* [Given task]: Scan the listing below. Report each line that includes "педагогических".
═══ Data to use
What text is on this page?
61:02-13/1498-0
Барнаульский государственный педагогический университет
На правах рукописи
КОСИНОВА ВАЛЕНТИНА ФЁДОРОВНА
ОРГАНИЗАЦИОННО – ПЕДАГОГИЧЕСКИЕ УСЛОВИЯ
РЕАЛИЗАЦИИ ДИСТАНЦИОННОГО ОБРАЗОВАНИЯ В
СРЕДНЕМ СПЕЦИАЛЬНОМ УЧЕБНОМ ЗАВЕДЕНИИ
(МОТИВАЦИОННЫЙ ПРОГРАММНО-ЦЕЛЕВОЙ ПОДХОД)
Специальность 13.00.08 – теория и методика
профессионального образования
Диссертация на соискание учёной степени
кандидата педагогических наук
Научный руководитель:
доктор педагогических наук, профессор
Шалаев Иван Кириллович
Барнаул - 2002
══════
* [Correct output]:
кандидата педагогических наук
доктор педагогических наук, профессор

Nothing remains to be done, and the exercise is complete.